(Layout annotation data)
-- Begin --

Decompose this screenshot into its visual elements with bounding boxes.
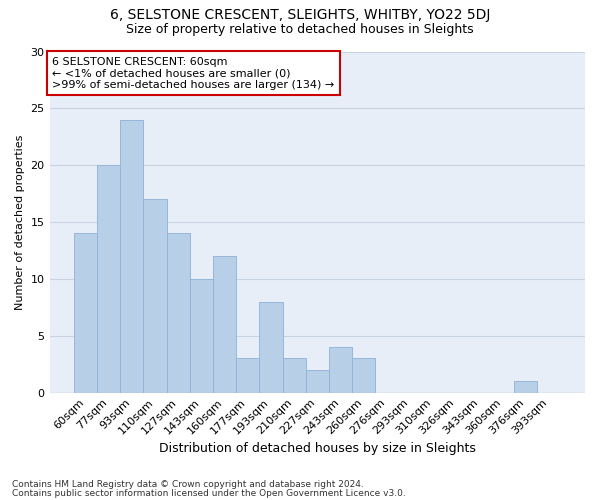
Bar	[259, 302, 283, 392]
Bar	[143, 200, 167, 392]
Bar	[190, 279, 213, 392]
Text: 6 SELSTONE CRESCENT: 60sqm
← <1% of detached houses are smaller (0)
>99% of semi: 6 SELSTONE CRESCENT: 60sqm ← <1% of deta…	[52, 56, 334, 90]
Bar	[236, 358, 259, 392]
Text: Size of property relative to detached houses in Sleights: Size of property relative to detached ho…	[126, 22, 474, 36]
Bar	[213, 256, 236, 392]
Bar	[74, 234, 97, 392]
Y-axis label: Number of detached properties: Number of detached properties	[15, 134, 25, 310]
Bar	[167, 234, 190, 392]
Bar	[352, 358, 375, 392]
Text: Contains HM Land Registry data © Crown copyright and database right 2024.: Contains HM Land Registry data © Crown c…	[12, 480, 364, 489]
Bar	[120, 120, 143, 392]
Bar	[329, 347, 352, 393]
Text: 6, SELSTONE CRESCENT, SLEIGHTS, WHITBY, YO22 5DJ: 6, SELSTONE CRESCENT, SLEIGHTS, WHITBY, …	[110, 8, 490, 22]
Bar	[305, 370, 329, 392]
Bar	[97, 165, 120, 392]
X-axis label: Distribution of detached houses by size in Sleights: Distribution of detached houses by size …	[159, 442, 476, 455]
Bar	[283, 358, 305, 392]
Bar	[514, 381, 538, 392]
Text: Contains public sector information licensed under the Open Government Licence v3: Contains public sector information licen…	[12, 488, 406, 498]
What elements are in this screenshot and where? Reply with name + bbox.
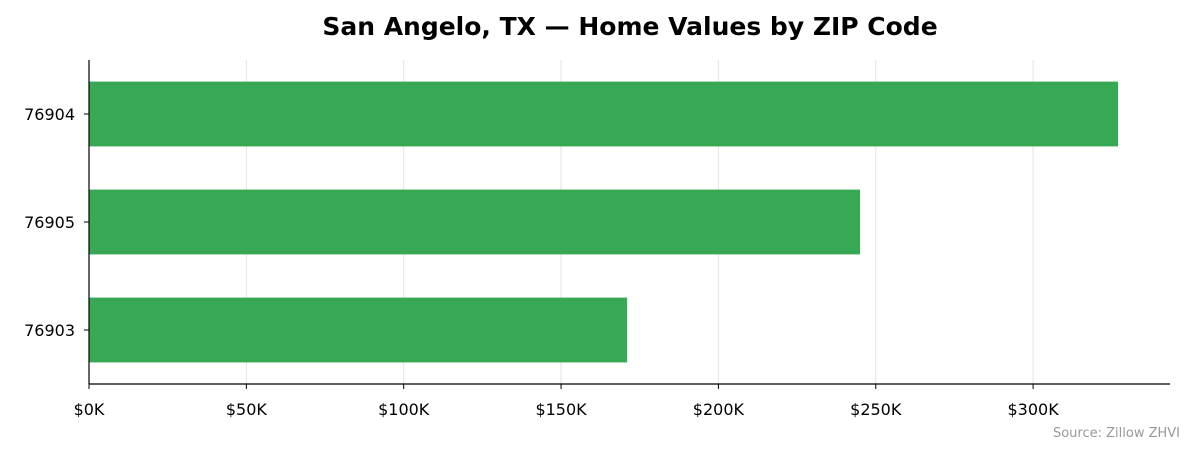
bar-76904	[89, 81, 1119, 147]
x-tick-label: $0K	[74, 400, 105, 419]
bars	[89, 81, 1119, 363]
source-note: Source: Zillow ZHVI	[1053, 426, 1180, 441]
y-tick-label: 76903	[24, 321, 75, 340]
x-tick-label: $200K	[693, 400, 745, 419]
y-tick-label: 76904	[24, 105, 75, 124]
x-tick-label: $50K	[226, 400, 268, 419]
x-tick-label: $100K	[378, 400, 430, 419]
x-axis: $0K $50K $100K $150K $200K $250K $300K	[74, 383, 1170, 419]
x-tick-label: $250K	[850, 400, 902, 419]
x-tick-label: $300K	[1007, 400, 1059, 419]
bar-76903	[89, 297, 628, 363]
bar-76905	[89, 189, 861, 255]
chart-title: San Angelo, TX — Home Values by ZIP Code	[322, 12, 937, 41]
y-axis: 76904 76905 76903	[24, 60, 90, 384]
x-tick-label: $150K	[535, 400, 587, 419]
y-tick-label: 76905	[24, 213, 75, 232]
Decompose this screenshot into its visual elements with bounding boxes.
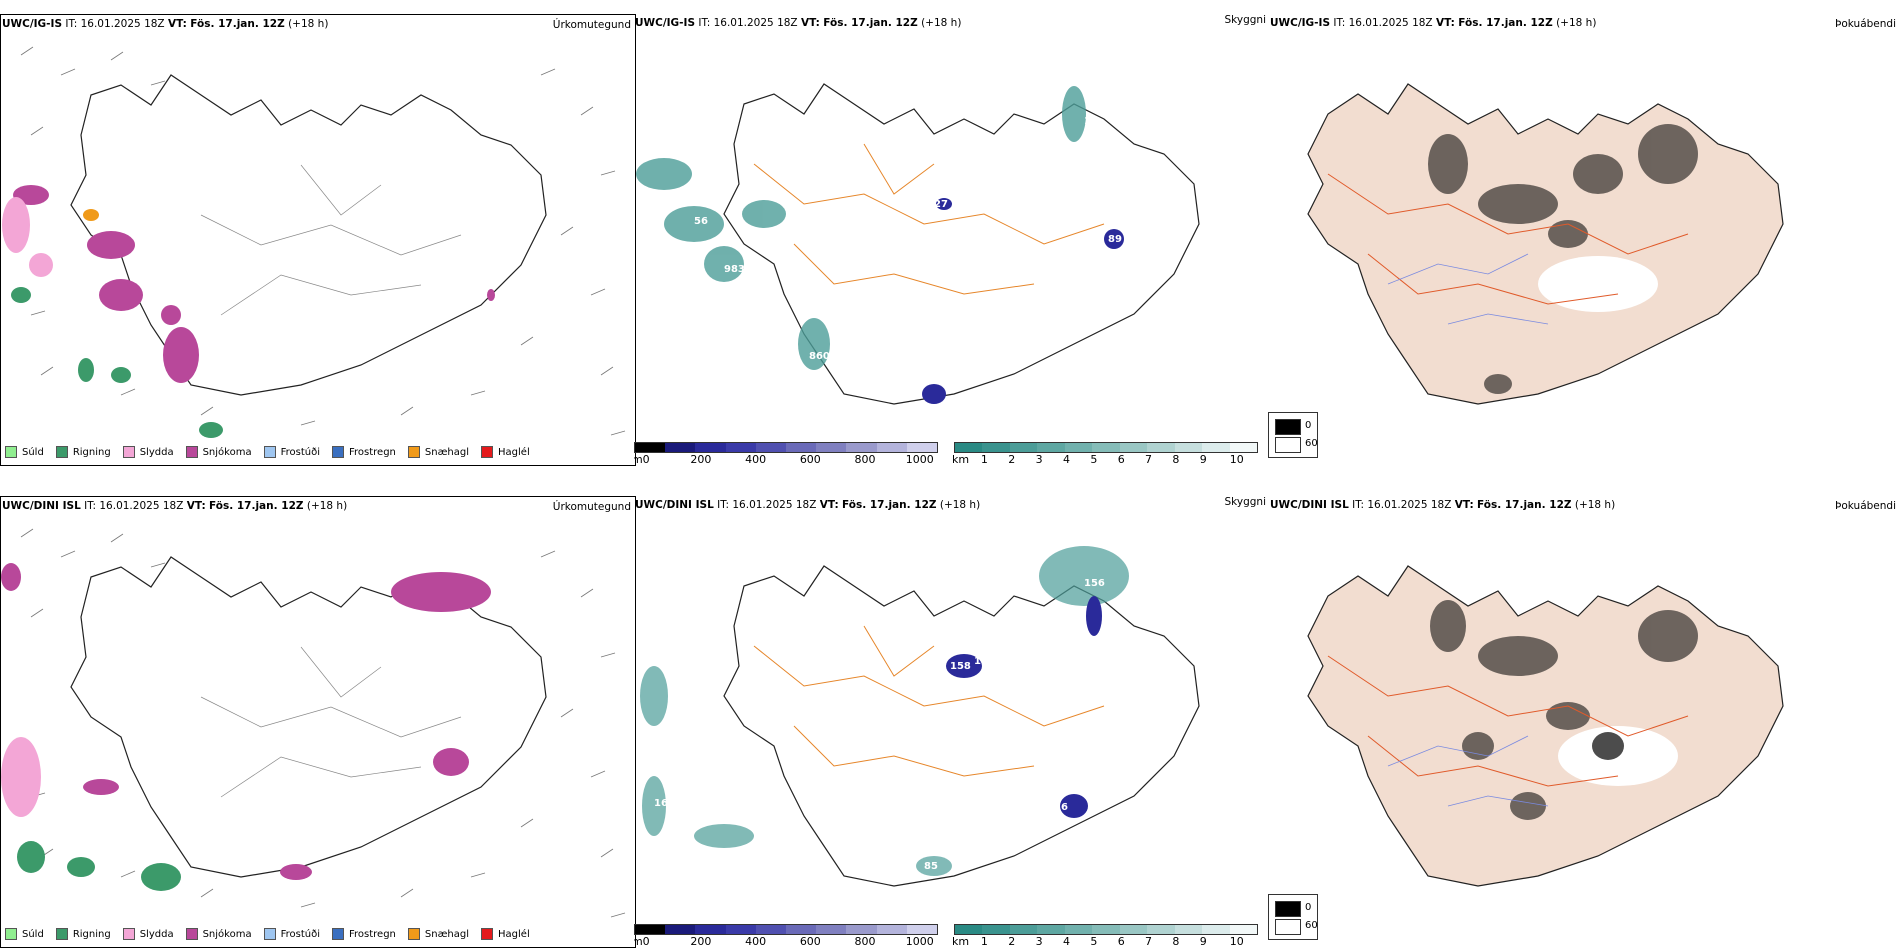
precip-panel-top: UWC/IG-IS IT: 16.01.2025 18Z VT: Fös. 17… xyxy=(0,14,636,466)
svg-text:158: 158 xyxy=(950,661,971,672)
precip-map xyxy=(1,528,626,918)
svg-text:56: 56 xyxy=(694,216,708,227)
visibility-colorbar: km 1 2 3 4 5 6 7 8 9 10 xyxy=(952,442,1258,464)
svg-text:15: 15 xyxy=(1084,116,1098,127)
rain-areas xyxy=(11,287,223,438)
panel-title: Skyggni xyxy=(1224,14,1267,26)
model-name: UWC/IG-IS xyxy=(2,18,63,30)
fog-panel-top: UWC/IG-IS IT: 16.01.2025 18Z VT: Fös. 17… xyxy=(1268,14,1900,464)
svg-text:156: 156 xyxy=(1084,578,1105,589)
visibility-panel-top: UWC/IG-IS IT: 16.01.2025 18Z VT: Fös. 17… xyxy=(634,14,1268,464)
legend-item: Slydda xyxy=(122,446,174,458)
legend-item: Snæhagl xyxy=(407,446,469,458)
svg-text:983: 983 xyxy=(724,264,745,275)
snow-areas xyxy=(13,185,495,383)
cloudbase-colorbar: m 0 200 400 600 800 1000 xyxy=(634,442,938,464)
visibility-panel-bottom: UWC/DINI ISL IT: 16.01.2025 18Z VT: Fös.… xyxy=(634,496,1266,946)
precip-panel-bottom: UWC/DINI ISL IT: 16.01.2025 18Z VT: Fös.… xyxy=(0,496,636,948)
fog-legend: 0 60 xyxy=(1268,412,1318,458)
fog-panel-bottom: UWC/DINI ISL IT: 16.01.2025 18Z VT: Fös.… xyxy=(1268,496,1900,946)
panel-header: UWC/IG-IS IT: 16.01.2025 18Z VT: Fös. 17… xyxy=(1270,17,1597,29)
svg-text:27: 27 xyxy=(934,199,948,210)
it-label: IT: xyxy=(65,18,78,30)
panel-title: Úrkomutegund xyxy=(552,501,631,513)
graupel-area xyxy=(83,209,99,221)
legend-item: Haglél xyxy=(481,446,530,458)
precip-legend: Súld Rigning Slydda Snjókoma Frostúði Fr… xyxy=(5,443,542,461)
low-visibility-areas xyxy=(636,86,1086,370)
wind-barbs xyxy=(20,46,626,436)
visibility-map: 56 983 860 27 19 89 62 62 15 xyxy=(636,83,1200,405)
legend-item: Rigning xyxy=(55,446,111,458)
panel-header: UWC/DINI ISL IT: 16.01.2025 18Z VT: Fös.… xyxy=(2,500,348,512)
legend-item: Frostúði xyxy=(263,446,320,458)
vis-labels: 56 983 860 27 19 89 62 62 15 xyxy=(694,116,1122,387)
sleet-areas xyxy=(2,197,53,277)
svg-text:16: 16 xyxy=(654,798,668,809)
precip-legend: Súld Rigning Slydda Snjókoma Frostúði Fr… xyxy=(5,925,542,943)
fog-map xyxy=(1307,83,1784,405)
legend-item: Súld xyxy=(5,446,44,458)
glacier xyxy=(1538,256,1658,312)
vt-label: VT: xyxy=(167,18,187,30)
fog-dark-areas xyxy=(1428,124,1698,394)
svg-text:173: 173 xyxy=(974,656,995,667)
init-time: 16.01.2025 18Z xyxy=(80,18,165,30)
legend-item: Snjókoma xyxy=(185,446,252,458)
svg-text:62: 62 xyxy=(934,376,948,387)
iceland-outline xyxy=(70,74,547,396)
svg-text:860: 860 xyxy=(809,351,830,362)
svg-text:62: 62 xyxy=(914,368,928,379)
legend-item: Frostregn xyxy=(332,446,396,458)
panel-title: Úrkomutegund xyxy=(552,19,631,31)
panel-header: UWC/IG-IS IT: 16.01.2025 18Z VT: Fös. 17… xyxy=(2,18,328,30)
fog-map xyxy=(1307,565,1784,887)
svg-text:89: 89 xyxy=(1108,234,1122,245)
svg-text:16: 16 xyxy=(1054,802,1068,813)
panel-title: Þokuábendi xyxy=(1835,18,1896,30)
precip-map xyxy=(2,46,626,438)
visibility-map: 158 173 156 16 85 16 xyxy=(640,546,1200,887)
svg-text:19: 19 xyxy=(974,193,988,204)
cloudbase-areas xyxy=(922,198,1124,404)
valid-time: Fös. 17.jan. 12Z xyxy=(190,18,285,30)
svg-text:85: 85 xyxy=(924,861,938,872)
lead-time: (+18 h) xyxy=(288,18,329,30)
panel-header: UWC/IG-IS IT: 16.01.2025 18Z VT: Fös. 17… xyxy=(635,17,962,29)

-- End --

Direction: Change every "x-tick-label" in the material to "horizontal-tick-label" and keep all other text the same. Leave out the pictures.

Exercise output:
Decompose this screenshot into its visual elements with bounding boxes.
Bar	[259, 302, 283, 392]
Bar	[143, 200, 167, 392]
Bar	[190, 279, 213, 392]
Text: 6 SELSTONE CRESCENT: 60sqm
← <1% of detached houses are smaller (0)
>99% of semi: 6 SELSTONE CRESCENT: 60sqm ← <1% of deta…	[52, 56, 334, 90]
Bar	[236, 358, 259, 392]
Text: Size of property relative to detached houses in Sleights: Size of property relative to detached ho…	[126, 22, 474, 36]
Bar	[213, 256, 236, 392]
Bar	[74, 234, 97, 392]
Y-axis label: Number of detached properties: Number of detached properties	[15, 134, 25, 310]
Bar	[167, 234, 190, 392]
Bar	[352, 358, 375, 392]
Text: Contains HM Land Registry data © Crown copyright and database right 2024.: Contains HM Land Registry data © Crown c…	[12, 480, 364, 489]
Bar	[120, 120, 143, 392]
Bar	[329, 347, 352, 393]
Text: 6, SELSTONE CRESCENT, SLEIGHTS, WHITBY, YO22 5DJ: 6, SELSTONE CRESCENT, SLEIGHTS, WHITBY, …	[110, 8, 490, 22]
Bar	[305, 370, 329, 392]
Bar	[97, 165, 120, 392]
X-axis label: Distribution of detached houses by size in Sleights: Distribution of detached houses by size …	[159, 442, 476, 455]
Bar	[283, 358, 305, 392]
Bar	[514, 381, 538, 392]
Text: Contains public sector information licensed under the Open Government Licence v3: Contains public sector information licen…	[12, 488, 406, 498]
What elements are in this screenshot and where? Reply with name + bbox.
bar-76904	[89, 81, 1119, 147]
horizontal-tick-label: $0K	[74, 400, 105, 419]
bars	[89, 81, 1119, 363]
source-note: Source: Zillow ZHVI	[1053, 426, 1180, 441]
y-tick-label: 76903	[24, 321, 75, 340]
horizontal-tick-label: $200K	[693, 400, 745, 419]
y-tick-label: 76904	[24, 105, 75, 124]
horizontal-tick-label: $50K	[226, 400, 268, 419]
horizontal-tick-label: $100K	[378, 400, 430, 419]
x-axis: $0K $50K $100K $150K $200K $250K $300K	[74, 383, 1170, 419]
horizontal-tick-label: $250K	[850, 400, 902, 419]
horizontal-tick-label: $300K	[1007, 400, 1059, 419]
bar-76903	[89, 297, 628, 363]
bar-76905	[89, 189, 861, 255]
chart-title: San Angelo, TX — Home Values by ZIP Code	[322, 12, 937, 41]
y-axis: 76904 76905 76903	[24, 60, 90, 384]
horizontal-tick-label: $150K	[535, 400, 587, 419]
y-tick-label: 76905	[24, 213, 75, 232]
Decompose this screenshot into its visual elements with bounding boxes.
precip-panel-top: UWC/IG-IS IT: 16.01.2025 18Z VT: Fös. 17… xyxy=(0,14,636,466)
svg-text:158: 158 xyxy=(950,661,971,672)
precip-map xyxy=(1,528,626,918)
svg-text:56: 56 xyxy=(694,216,708,227)
visibility-colorbar: km 1 2 3 4 5 6 7 8 9 10 xyxy=(952,442,1258,464)
svg-text:15: 15 xyxy=(1084,116,1098,127)
rain-areas xyxy=(11,287,223,438)
panel-title: Skyggni xyxy=(1224,14,1267,26)
model-name: UWC/IG-IS xyxy=(2,18,63,30)
fog-panel-top: UWC/IG-IS IT: 16.01.2025 18Z VT: Fös. 17… xyxy=(1268,14,1900,464)
svg-text:156: 156 xyxy=(1084,578,1105,589)
visibility-panel-top: UWC/IG-IS IT: 16.01.2025 18Z VT: Fös. 17… xyxy=(634,14,1268,464)
legend-item: Slydda xyxy=(122,446,174,458)
legend-item: Snæhagl xyxy=(407,446,469,458)
svg-text:983: 983 xyxy=(724,264,745,275)
snow-areas xyxy=(13,185,495,383)
cloudbase-colorbar: m 0 200 400 600 800 1000 xyxy=(634,442,938,464)
visibility-panel-bottom: UWC/DINI ISL IT: 16.01.2025 18Z VT: Fös.… xyxy=(634,496,1266,946)
precip-panel-bottom: UWC/DINI ISL IT: 16.01.2025 18Z VT: Fös.… xyxy=(0,496,636,948)
fog-legend: 0 60 xyxy=(1268,412,1318,458)
fog-panel-bottom: UWC/DINI ISL IT: 16.01.2025 18Z VT: Fös.… xyxy=(1268,496,1900,946)
panel-header: UWC/IG-IS IT: 16.01.2025 18Z VT: Fös. 17… xyxy=(1270,17,1597,29)
svg-text:27: 27 xyxy=(934,199,948,210)
it-label: IT: xyxy=(65,18,78,30)
panel-title: Úrkomutegund xyxy=(552,501,631,513)
graupel-area xyxy=(83,209,99,221)
legend-item: Haglél xyxy=(481,446,530,458)
precip-legend: Súld Rigning Slydda Snjókoma Frostúði Fr… xyxy=(5,443,542,461)
low-visibility-areas xyxy=(636,86,1086,370)
wind-barbs xyxy=(20,46,626,436)
visibility-map: 56 983 860 27 19 89 62 62 15 xyxy=(636,83,1200,405)
legend-item: Rigning xyxy=(55,446,111,458)
panel-header: UWC/DINI ISL IT: 16.01.2025 18Z VT: Fös.… xyxy=(2,500,348,512)
legend-item: Frostúði xyxy=(263,446,320,458)
vis-labels: 56 983 860 27 19 89 62 62 15 xyxy=(694,116,1122,387)
sleet-areas xyxy=(2,197,53,277)
svg-text:16: 16 xyxy=(654,798,668,809)
precip-legend: Súld Rigning Slydda Snjókoma Frostúði Fr… xyxy=(5,925,542,943)
fog-map xyxy=(1307,83,1784,405)
legend-item: Súld xyxy=(5,446,44,458)
glacier xyxy=(1538,256,1658,312)
vt-label: VT: xyxy=(167,18,187,30)
fog-dark-areas xyxy=(1428,124,1698,394)
svg-text:173: 173 xyxy=(974,656,995,667)
init-time: 16.01.2025 18Z xyxy=(80,18,165,30)
legend-item: Snjókoma xyxy=(185,446,252,458)
svg-text:62: 62 xyxy=(934,376,948,387)
iceland-outline xyxy=(70,74,547,396)
svg-text:860: 860 xyxy=(809,351,830,362)
svg-text:62: 62 xyxy=(914,368,928,379)
legend-item: Frostregn xyxy=(332,446,396,458)
panel-title: Úrkomutegund xyxy=(552,19,631,31)
panel-header: UWC/IG-IS IT: 16.01.2025 18Z VT: Fös. 17… xyxy=(2,18,328,30)
fog-map xyxy=(1307,565,1784,887)
svg-text:89: 89 xyxy=(1108,234,1122,245)
svg-text:16: 16 xyxy=(1054,802,1068,813)
panel-title: Þokuábendi xyxy=(1835,18,1896,30)
precip-map xyxy=(2,46,626,438)
visibility-map: 158 173 156 16 85 16 xyxy=(640,546,1200,887)
svg-text:19: 19 xyxy=(974,193,988,204)
cloudbase-areas xyxy=(922,198,1124,404)
valid-time: Fös. 17.jan. 12Z xyxy=(190,18,285,30)
svg-text:85: 85 xyxy=(924,861,938,872)
lead-time: (+18 h) xyxy=(288,18,329,30)
panel-header: UWC/IG-IS IT: 16.01.2025 18Z VT: Fös. 17… xyxy=(635,17,962,29)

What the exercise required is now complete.